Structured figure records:
+--

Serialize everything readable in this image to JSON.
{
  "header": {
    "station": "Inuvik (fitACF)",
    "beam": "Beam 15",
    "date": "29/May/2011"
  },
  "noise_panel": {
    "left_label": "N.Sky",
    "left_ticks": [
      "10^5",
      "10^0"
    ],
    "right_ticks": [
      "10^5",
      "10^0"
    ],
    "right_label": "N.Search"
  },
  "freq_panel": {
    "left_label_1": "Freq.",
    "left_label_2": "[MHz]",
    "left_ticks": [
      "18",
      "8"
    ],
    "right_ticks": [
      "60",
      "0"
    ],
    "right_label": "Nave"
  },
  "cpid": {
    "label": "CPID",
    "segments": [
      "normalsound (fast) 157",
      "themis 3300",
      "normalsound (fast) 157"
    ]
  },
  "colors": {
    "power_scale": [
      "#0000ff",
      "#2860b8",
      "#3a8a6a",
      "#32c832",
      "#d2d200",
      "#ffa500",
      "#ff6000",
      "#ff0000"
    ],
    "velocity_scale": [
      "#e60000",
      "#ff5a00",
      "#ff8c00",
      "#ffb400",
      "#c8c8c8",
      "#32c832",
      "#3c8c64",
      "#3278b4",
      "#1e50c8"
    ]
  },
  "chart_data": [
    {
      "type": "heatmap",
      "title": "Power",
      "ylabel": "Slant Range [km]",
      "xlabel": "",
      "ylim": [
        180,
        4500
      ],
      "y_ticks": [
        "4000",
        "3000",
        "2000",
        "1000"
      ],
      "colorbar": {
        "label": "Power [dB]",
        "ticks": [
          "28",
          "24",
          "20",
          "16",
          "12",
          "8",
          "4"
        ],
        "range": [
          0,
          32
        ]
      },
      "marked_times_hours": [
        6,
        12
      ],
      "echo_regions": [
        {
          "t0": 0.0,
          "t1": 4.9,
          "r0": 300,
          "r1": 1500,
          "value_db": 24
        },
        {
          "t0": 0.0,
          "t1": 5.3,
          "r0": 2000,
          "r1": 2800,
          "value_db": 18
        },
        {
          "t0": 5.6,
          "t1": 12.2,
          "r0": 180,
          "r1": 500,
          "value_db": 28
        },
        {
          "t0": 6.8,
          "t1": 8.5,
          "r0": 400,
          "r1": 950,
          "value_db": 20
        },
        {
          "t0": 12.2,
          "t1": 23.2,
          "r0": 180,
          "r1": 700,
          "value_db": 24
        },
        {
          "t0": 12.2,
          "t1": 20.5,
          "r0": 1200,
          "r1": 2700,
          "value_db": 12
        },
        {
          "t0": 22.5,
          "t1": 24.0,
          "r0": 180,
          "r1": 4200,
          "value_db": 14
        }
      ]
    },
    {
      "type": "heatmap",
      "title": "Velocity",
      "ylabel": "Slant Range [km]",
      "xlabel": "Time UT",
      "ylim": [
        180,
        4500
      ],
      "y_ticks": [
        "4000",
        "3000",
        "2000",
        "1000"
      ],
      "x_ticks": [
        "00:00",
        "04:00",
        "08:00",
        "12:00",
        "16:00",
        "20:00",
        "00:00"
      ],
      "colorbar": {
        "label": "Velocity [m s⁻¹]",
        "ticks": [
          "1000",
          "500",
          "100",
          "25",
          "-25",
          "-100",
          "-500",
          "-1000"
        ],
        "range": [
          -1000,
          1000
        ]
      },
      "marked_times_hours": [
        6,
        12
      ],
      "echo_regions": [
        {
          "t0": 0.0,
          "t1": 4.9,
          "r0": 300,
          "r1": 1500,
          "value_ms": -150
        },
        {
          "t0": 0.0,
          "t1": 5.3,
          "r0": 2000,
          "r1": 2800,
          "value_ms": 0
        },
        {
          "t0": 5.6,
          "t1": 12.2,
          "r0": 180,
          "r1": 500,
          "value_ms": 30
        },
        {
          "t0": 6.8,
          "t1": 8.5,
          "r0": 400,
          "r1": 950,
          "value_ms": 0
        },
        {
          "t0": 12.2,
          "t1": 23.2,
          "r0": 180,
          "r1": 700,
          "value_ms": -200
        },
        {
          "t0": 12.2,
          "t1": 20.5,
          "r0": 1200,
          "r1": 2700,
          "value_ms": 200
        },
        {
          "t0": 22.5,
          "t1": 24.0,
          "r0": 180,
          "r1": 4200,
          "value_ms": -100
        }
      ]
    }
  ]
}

+--

● **WHAT IS BEING ASKED**
Each record must be repeated exactly as it is.

● **TASK RESPONSE**
Serialize everything readable in this image to JSON.
{
  "header": {
    "station": "Inuvik (fitACF)",
    "beam": "Beam 15",
    "date": "29/May/2011"
  },
  "noise_panel": {
    "left_label": "N.Sky",
    "left_ticks": [
      "10^5",
      "10^0"
    ],
    "right_ticks": [
      "10^5",
      "10^0"
    ],
    "right_label": "N.Search"
  },
  "freq_panel": {
    "left_label_1": "Freq.",
    "left_label_2": "[MHz]",
    "left_ticks": [
      "18",
      "8"
    ],
    "right_ticks": [
      "60",
      "0"
    ],
    "right_label": "Nave"
  },
  "cpid": {
    "label": "CPID",
    "segments": [
      "normalsound (fast) 157",
      "themis 3300",
      "normalsound (fast) 157"
    ]
  },
  "colors": {
    "power_scale": [
      "#0000ff",
      "#2860b8",
      "#3a8a6a",
      "#32c832",
      "#d2d200",
      "#ffa500",
      "#ff6000",
      "#ff0000"
    ],
    "velocity_scale": [
      "#e60000",
      "#ff5a00",
      "#ff8c00",
      "#ffb400",
      "#c8c8c8",
      "#32c832",
      "#3c8c64",
      "#3278b4",
      "#1e50c8"
    ]
  },
  "chart_data": [
    {
      "type": "heatmap",
      "title": "Power",
      "ylabel": "Slant Range [km]",
      "xlabel": "",
      "ylim": [
        180,
        4500
      ],
      "y_ticks": [
        "4000",
        "3000",
        "2000",
        "1000"
      ],
      "colorbar": {
        "label": "Power [dB]",
        "ticks": [
          "28",
          "24",
          "20",
          "16",
          "12",
          "8",
          "4"
        ],
        "range": [
          0,
          32
        ]
      },
      "marked_times_hours": [
        6,
        12
      ],
      "echo_regions": [
        {
          "t0": 0.0,
          "t1": 4.9,
          "r0": 300,
          "r1": 1500,
          "value_db": 24
        },
        {
          "t0": 0.0,
          "t1": 5.3,
          "r0": 2000,
          "r1": 2800,
          "value_db": 18
        },
        {
          "t0": 5.6,
          "t1": 12.2,
          "r0": 180,
          "r1": 500,
          "value_db": 28
        },
        {
          "t0": 6.8,
          "t1": 8.5,
          "r0": 400,
          "r1": 950,
          "value_db": 20
        },
        {
          "t0": 12.2,
          "t1": 23.2,
          "r0": 180,
          "r1": 700,
          "value_db": 24
        },
        {
          "t0": 12.2,
          "t1": 20.5,
          "r0": 1200,
          "r1": 2700,
          "value_db": 12
        },
        {
          "t0": 22.5,
          "t1": 24.0,
          "r0": 180,
          "r1": 4200,
          "value_db": 14
        }
      ]
    },
    {
      "type": "heatmap",
      "title": "Velocity",
      "ylabel": "Slant Range [km]",
      "xlabel": "Time UT",
      "ylim": [
        180,
        4500
      ],
      "y_ticks": [
        "4000",
        "3000",
        "2000",
        "1000"
      ],
      "x_ticks": [
        "00:00",
        "04:00",
        "08:00",
        "12:00",
        "16:00",
        "20:00",
        "00:00"
      ],
      "colorbar": {
        "label": "Velocity [m s⁻¹]",
        "ticks": [
          "1000",
          "500",
          "100",
          "25",
          "-25",
          "-100",
          "-500",
          "-1000"
        ],
        "range": [
          -1000,
          1000
        ]
      },
      "marked_times_hours": [
        6,
        12
      ],
      "echo_regions": [
        {
          "t0": 0.0,
          "t1": 4.9,
          "r0": 300,
          "r1": 1500,
          "value_ms": -150
        },
        {
          "t0": 0.0,
          "t1": 5.3,
          "r0": 2000,
          "r1": 2800,
          "value_ms": 0
        },
        {
          "t0": 5.6,
          "t1": 12.2,
          "r0": 180,
          "r1": 500,
          "value_ms": 30
        },
        {
          "t0": 6.8,
          "t1": 8.5,
          "r0": 400,
          "r1": 950,
          "value_ms": 0
        },
        {
          "t0": 12.2,
          "t1": 23.2,
          "r0": 180,
          "r1": 700,
          "value_ms": -200
        },
        {
          "t0": 12.2,
          "t1": 20.5,
          "r0": 1200,
          "r1": 2700,
          "value_ms": 200
        },
        {
          "t0": 22.5,
          "t1": 24.0,
          "r0": 180,
          "r1": 4200,
          "value_ms": -100
        }
      ]
    }
  ]
}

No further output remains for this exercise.